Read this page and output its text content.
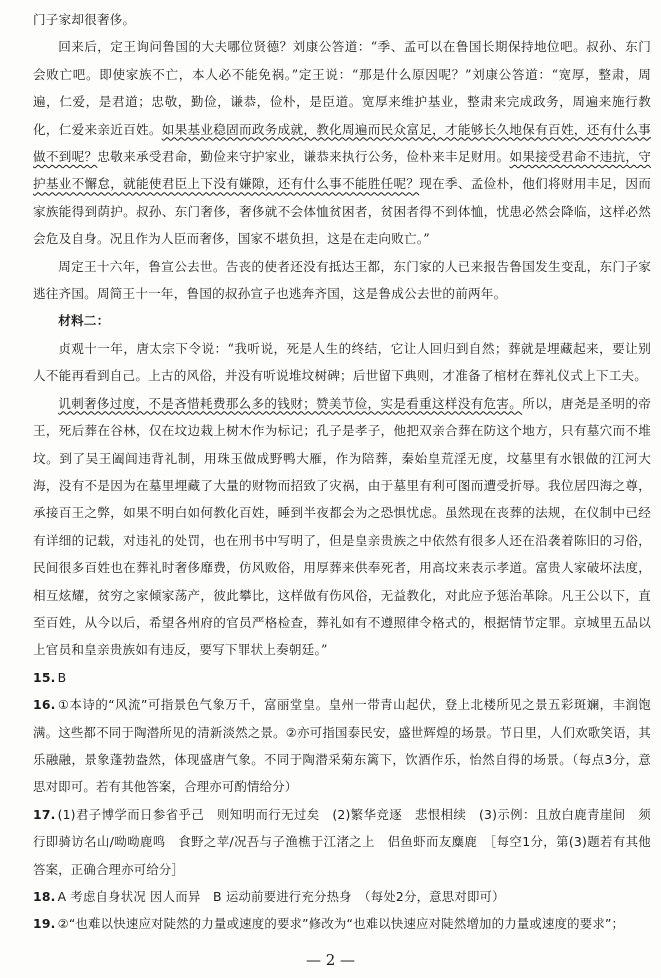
门子家却很奢侈。

回来后，定王询问鲁国的大夫哪位贤德？刘康公答道：“季、孟可以在鲁国长期保持地位吧。叔孙、东门会败亡吧。即使家族不亡，本人必不能免祸。”定王说：“那是什么原因呢？”刘康公答道：“宽厚，整肃，周遍，仁爱，是君道；忠敬，勤俭，谦恭，俭朴，是臣道。宽厚来维护基业，整肃来完成政务，周遍来施行教化，仁爱来亲近百姓。如果基业稳固而政务成就，教化周遍而民众富足，才能够长久地保有百姓，还有什么事做不到呢？忠敬来承受君命，勤俭来守护家业，谦恭来执行公务，俭朴来丰足财用。如果接受君命不违抗，守护基业不懈怠，就能使君臣上下没有嫌隙，还有什么事不能胜任呢？现在季、孟俭朴，他们将财用丰足，因而家族能得到荫护。叔孙、东门奢侈，奢侈就不会体恤贫困者，贫困者得不到体恤，忧患必然会降临，这样必然会危及自身。况且作为人臣而奢侈，国家不堪负担，这是在走向败亡。”

周定王十六年，鲁宣公去世。告丧的使者还没有抵达王都，东门家的人已来报告鲁国发生变乱，东门子家逃往齐国。周简王十一年，鲁国的叔孙宣子也逃奔齐国，这是鲁成公去世的前两年。

材料二：

贞观十一年，唐太宗下令说：“我听说，死是人生的终结，它让人回归到自然；葬就是埋藏起来，要让别人不能再看到自己。上古的风俗，并没有听说堆坟树碑；后世留下典则，才准备了棺材在葬礼仪式上下工夫。

讥刺奢侈过度，不是吝惜耗费那么多的钱财；赞美节俭，实是看重这样没有危害。所以，唐尧是圣明的帝王，死后葬在谷林，仅在坟边栽上树木作为标记；孔子是孝子，他把双亲合葬在防这个地方，只有墓穴而不堆坟。到了吴王阖闾违背礼制，用珠玉做成野鸭大雁，作为陪葬，秦始皇荒淫无度，坟墓里有水银做的江河大海，没有不是因为在墓里埋藏了大量的财物而招致了灾祸，由于墓里有利可图而遭受折辱。我位居四海之尊，承接百王之弊，如果不明白如何教化百姓，睡到半夜都会为之恐惧忧虑。虽然现在丧葬的法规，在仪制中已经有详细的记载，对违礼的处罚，也在刑书中写明了，但是皇亲贵族之中依然有很多人还在沿袭着陈旧的习俗，民间很多百姓也在葬礼时奢侈靡费，仿风败俗，用厚葬来供奉死者，用高坟来表示孝道。富贵人家破坏法度，相互炫耀，贫穷之家倾家荡产，彼此攀比，这样做有伤风俗，无益教化，对此应予惩治革除。凡王公以下，直至百姓，从今以后，希望各州府的官员严格检查，葬礼如有不遵照律令格式的，根据情节定罪。京城里五品以上官员和皇亲贵族如有违反，要写下罪状上奏朝廷。”

15. B

16. ①本诗的“风流”可指景色气象万千，富丽堂皇。皇州一带青山起伏，登上北楼所见之景五彩斑斓，丰润饱满。这些都不同于陶潜所见的清新淡然之景。②亦可指国泰民安，盛世辉煌的场景。节日里，人们欢歌笑语，其乐融融，景象蓬勃盎然，体现盛唐气象。不同于陶潜采菊东篱下，饮酒作乐，怡然自得的场景。（每点3分，意思对即可。若有其他答案，合理亦可酌情给分）

17. (1)君子博学而日参省乎己　则知明而行无过矣　(2)繁华竞逐　悲恨相续　(3)示例：且放白鹿青崖间　须行即骑访名山/呦呦鹿鸣　食野之苹/况吾与子渔樵于江渚之上　侣鱼虾而友麋鹿　［每空1分，第(3)题若有其他答案，正确合理亦可给分］

18. A 考虑自身状况 因人而异　B 运动前要进行充分热身　（每处2分，意思对即可）

19. ②“也难以快速应对陡然的力量或速度的要求”修改为“也难以快速应对陡然增加的力量或速度的要求”；

— 2 —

──────────

• _Directive_
Quote the material in full and exactly; do not carry over its pictures.

• _The result_
Read this page and output its text content.
门子家却很奢侈。

回来后，定王询问鲁国的大夫哪位贤德？刘康公答道：“季、孟可以在鲁国长期保持地位吧。叔孙、东门会败亡吧。即使家族不亡，本人必不能免祸。”定王说：“那是什么原因呢？”刘康公答道：“宽厚，整肃，周遍，仁爱，是君道；忠敬，勤俭，谦恭，俭朴，是臣道。宽厚来维护基业，整肃来完成政务，周遍来施行教化，仁爱来亲近百姓。如果基业稳固而政务成就，教化周遍而民众富足，才能够长久地保有百姓，还有什么事做不到呢？忠敬来承受君命，勤俭来守护家业，谦恭来执行公务，俭朴来丰足财用。如果接受君命不违抗，守护基业不懈怠，就能使君臣上下没有嫌隙，还有什么事不能胜任呢？现在季、孟俭朴，他们将财用丰足，因而家族能得到荫护。叔孙、东门奢侈，奢侈就不会体恤贫困者，贫困者得不到体恤，忧患必然会降临，这样必然会危及自身。况且作为人臣而奢侈，国家不堪负担，这是在走向败亡。”

周定王十六年，鲁宣公去世。告丧的使者还没有抵达王都，东门家的人已来报告鲁国发生变乱，东门子家逃往齐国。周简王十一年，鲁国的叔孙宣子也逃奔齐国，这是鲁成公去世的前两年。

材料二：

贞观十一年，唐太宗下令说：“我听说，死是人生的终结，它让人回归到自然；葬就是埋藏起来，要让别人不能再看到自己。上古的风俗，并没有听说堆坟树碑；后世留下典则，才准备了棺材在葬礼仪式上下工夫。

讥刺奢侈过度，不是吝惜耗费那么多的钱财；赞美节俭，实是看重这样没有危害。所以，唐尧是圣明的帝王，死后葬在谷林，仅在坟边栽上树木作为标记；孔子是孝子，他把双亲合葬在防这个地方，只有墓穴而不堆坟。到了吴王阖闾违背礼制，用珠玉做成野鸭大雁，作为陪葬，秦始皇荒淫无度，坟墓里有水银做的江河大海，没有不是因为在墓里埋藏了大量的财物而招致了灾祸，由于墓里有利可图而遭受折辱。我位居四海之尊，承接百王之弊，如果不明白如何教化百姓，睡到半夜都会为之恐惧忧虑。虽然现在丧葬的法规，在仪制中已经有详细的记载，对违礼的处罚，也在刑书中写明了，但是皇亲贵族之中依然有很多人还在沿袭着陈旧的习俗，民间很多百姓也在葬礼时奢侈靡费，仿风败俗，用厚葬来供奉死者，用高坟来表示孝道。富贵人家破坏法度，相互炫耀，贫穷之家倾家荡产，彼此攀比，这样做有伤风俗，无益教化，对此应予惩治革除。凡王公以下，直至百姓，从今以后，希望各州府的官员严格检查，葬礼如有不遵照律令格式的，根据情节定罪。京城里五品以上官员和皇亲贵族如有违反，要写下罪状上奏朝廷。”

15. B

16. ①本诗的“风流”可指景色气象万千，富丽堂皇。皇州一带青山起伏，登上北楼所见之景五彩斑斓，丰润饱满。这些都不同于陶潜所见的清新淡然之景。②亦可指国泰民安，盛世辉煌的场景。节日里，人们欢歌笑语，其乐融融，景象蓬勃盎然，体现盛唐气象。不同于陶潜采菊东篱下，饮酒作乐，怡然自得的场景。（每点3分，意思对即可。若有其他答案，合理亦可酌情给分）

17. (1)君子博学而日参省乎己　则知明而行无过矣　(2)繁华竞逐　悲恨相续　(3)示例：且放白鹿青崖间　须行即骑访名山/呦呦鹿鸣　食野之苹/况吾与子渔樵于江渚之上　侣鱼虾而友麋鹿　［每空1分，第(3)题若有其他答案，正确合理亦可给分］

18. A 考虑自身状况 因人而异　B 运动前要进行充分热身　（每处2分，意思对即可）

19. ②“也难以快速应对陡然的力量或速度的要求”修改为“也难以快速应对陡然增加的力量或速度的要求”；

— 2 —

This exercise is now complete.